▶ Exercise details: Rewrite the lines below, swapping each "clothespin" for "clothes-peg" and leaving everything else unchanged.

▶ Supplied data:
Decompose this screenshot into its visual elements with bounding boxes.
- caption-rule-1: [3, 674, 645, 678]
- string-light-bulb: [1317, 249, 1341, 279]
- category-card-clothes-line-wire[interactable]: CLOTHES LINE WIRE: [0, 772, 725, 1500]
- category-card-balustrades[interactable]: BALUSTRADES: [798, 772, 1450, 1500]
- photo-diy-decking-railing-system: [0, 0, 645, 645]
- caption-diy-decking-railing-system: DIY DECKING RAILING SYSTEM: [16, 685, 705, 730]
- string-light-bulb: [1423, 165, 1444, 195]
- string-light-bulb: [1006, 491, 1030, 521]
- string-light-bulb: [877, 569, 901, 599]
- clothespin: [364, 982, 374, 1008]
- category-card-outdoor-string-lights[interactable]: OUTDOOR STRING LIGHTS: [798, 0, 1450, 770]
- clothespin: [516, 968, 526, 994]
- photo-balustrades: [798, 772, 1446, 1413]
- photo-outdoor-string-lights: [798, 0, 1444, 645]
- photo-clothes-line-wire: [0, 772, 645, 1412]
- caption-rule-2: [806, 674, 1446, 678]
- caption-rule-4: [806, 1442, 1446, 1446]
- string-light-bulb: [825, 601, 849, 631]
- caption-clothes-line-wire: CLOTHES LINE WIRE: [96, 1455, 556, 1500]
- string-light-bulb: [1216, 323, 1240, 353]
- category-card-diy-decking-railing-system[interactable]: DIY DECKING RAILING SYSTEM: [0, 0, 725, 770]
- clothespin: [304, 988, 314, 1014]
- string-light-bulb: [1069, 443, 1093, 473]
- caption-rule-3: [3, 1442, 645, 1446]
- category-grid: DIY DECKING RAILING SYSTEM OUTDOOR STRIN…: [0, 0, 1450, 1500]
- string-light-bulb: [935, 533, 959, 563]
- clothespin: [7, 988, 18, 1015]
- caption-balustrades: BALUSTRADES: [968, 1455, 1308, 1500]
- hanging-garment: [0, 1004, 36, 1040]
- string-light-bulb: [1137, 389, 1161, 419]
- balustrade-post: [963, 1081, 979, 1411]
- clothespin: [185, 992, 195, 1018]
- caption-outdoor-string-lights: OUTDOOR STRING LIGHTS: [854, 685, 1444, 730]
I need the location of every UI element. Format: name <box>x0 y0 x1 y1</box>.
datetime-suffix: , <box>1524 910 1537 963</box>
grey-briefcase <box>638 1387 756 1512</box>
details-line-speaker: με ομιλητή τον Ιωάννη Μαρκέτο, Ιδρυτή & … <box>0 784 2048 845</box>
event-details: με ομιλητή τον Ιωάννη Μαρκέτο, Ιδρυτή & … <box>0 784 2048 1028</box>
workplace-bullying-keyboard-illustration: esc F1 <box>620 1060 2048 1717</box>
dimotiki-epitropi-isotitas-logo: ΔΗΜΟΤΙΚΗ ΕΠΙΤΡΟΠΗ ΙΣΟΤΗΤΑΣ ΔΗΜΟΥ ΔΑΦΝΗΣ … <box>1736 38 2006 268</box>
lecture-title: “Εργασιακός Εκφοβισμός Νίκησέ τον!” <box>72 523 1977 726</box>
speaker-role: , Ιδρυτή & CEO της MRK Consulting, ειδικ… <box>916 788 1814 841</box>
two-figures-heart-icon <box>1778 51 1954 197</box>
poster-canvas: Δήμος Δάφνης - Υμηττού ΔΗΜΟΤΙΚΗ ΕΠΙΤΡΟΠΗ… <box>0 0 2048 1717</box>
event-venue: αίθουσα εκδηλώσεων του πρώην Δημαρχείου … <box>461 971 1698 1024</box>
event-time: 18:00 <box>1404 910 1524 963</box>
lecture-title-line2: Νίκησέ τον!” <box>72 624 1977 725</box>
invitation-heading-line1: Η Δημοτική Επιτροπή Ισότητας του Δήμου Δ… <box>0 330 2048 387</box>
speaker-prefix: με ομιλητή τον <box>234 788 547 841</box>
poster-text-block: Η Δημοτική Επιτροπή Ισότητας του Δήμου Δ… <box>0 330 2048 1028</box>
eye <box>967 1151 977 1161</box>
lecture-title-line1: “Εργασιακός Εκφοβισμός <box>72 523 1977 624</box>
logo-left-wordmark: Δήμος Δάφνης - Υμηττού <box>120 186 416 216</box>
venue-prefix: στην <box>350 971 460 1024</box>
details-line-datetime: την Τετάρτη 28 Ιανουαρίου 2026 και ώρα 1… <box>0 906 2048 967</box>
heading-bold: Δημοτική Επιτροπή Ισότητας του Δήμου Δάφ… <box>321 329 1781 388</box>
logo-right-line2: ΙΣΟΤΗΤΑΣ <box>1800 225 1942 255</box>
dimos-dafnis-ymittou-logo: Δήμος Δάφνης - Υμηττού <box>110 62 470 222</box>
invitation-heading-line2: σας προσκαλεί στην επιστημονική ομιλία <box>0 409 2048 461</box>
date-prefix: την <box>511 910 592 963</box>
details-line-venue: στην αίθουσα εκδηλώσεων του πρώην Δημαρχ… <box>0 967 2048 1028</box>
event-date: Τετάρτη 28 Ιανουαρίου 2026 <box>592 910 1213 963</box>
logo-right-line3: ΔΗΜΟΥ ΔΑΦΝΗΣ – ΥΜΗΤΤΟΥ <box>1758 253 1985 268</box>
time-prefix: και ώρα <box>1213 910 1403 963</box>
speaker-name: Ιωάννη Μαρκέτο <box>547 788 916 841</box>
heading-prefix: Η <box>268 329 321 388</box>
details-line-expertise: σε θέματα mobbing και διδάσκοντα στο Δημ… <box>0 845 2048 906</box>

▶ Task answer:
Decompose this screenshot into its visual elements with bounding boxes.
- caption-rule-1: [3, 674, 645, 678]
- string-light-bulb: [1317, 249, 1341, 279]
- category-card-clothes-line-wire[interactable]: CLOTHES LINE WIRE: [0, 772, 725, 1500]
- category-card-balustrades[interactable]: BALUSTRADES: [798, 772, 1450, 1500]
- photo-diy-decking-railing-system: [0, 0, 645, 645]
- caption-diy-decking-railing-system: DIY DECKING RAILING SYSTEM: [16, 685, 705, 730]
- string-light-bulb: [1423, 165, 1444, 195]
- string-light-bulb: [1006, 491, 1030, 521]
- string-light-bulb: [877, 569, 901, 599]
- clothes-peg: [364, 982, 374, 1008]
- category-card-outdoor-string-lights[interactable]: OUTDOOR STRING LIGHTS: [798, 0, 1450, 770]
- clothes-peg: [516, 968, 526, 994]
- photo-balustrades: [798, 772, 1446, 1413]
- photo-outdoor-string-lights: [798, 0, 1444, 645]
- photo-clothes-line-wire: [0, 772, 645, 1412]
- caption-rule-2: [806, 674, 1446, 678]
- caption-rule-4: [806, 1442, 1446, 1446]
- string-light-bulb: [825, 601, 849, 631]
- caption-clothes-line-wire: CLOTHES LINE WIRE: [96, 1455, 556, 1500]
- string-light-bulb: [1216, 323, 1240, 353]
- category-card-diy-decking-railing-system[interactable]: DIY DECKING RAILING SYSTEM: [0, 0, 725, 770]
- clothes-peg: [304, 988, 314, 1014]
- string-light-bulb: [1069, 443, 1093, 473]
- caption-rule-3: [3, 1442, 645, 1446]
- category-grid: DIY DECKING RAILING SYSTEM OUTDOOR STRIN…: [0, 0, 1450, 1500]
- string-light-bulb: [935, 533, 959, 563]
- clothes-peg: [7, 988, 18, 1015]
- caption-balustrades: BALUSTRADES: [968, 1455, 1308, 1500]
- hanging-garment: [0, 1004, 36, 1040]
- string-light-bulb: [1137, 389, 1161, 419]
- balustrade-post: [963, 1081, 979, 1411]
- clothes-peg: [185, 992, 195, 1018]
- caption-outdoor-string-lights: OUTDOOR STRING LIGHTS: [854, 685, 1444, 730]
I need the location of every UI element. Format: name <box>x0 y0 x1 y1</box>.
datetime-suffix: , <box>1524 910 1537 963</box>
grey-briefcase <box>638 1387 756 1512</box>
details-line-speaker: με ομιλητή τον Ιωάννη Μαρκέτο, Ιδρυτή & … <box>0 784 2048 845</box>
event-details: με ομιλητή τον Ιωάννη Μαρκέτο, Ιδρυτή & … <box>0 784 2048 1028</box>
workplace-bullying-keyboard-illustration: esc F1 <box>620 1060 2048 1717</box>
dimotiki-epitropi-isotitas-logo: ΔΗΜΟΤΙΚΗ ΕΠΙΤΡΟΠΗ ΙΣΟΤΗΤΑΣ ΔΗΜΟΥ ΔΑΦΝΗΣ … <box>1736 38 2006 268</box>
lecture-title: “Εργασιακός Εκφοβισμός Νίκησέ τον!” <box>72 523 1977 726</box>
speaker-role: , Ιδρυτή & CEO της MRK Consulting, ειδικ… <box>916 788 1814 841</box>
two-figures-heart-icon <box>1778 51 1954 197</box>
poster-canvas: Δήμος Δάφνης - Υμηττού ΔΗΜΟΤΙΚΗ ΕΠΙΤΡΟΠΗ… <box>0 0 2048 1717</box>
event-venue: αίθουσα εκδηλώσεων του πρώην Δημαρχείου … <box>461 971 1698 1024</box>
event-time: 18:00 <box>1404 910 1524 963</box>
lecture-title-line2: Νίκησέ τον!” <box>72 624 1977 725</box>
invitation-heading-line1: Η Δημοτική Επιτροπή Ισότητας του Δήμου Δ… <box>0 330 2048 387</box>
speaker-prefix: με ομιλητή τον <box>234 788 547 841</box>
poster-text-block: Η Δημοτική Επιτροπή Ισότητας του Δήμου Δ… <box>0 330 2048 1028</box>
eye <box>967 1151 977 1161</box>
lecture-title-line1: “Εργασιακός Εκφοβισμός <box>72 523 1977 624</box>
logo-left-wordmark: Δήμος Δάφνης - Υμηττού <box>120 186 416 216</box>
venue-prefix: στην <box>350 971 460 1024</box>
details-line-datetime: την Τετάρτη 28 Ιανουαρίου 2026 και ώρα 1… <box>0 906 2048 967</box>
heading-bold: Δημοτική Επιτροπή Ισότητας του Δήμου Δάφ… <box>321 329 1781 388</box>
logo-right-line2: ΙΣΟΤΗΤΑΣ <box>1800 225 1942 255</box>
dimos-dafnis-ymittou-logo: Δήμος Δάφνης - Υμηττού <box>110 62 470 222</box>
invitation-heading-line2: σας προσκαλεί στην επιστημονική ομιλία <box>0 409 2048 461</box>
date-prefix: την <box>511 910 592 963</box>
details-line-venue: στην αίθουσα εκδηλώσεων του πρώην Δημαρχ… <box>0 967 2048 1028</box>
event-date: Τετάρτη 28 Ιανουαρίου 2026 <box>592 910 1213 963</box>
logo-right-line3: ΔΗΜΟΥ ΔΑΦΝΗΣ – ΥΜΗΤΤΟΥ <box>1758 253 1985 268</box>
time-prefix: και ώρα <box>1213 910 1403 963</box>
speaker-name: Ιωάννη Μαρκέτο <box>547 788 916 841</box>
heading-prefix: Η <box>268 329 321 388</box>
details-line-expertise: σε θέματα mobbing και διδάσκοντα στο Δημ… <box>0 845 2048 906</box>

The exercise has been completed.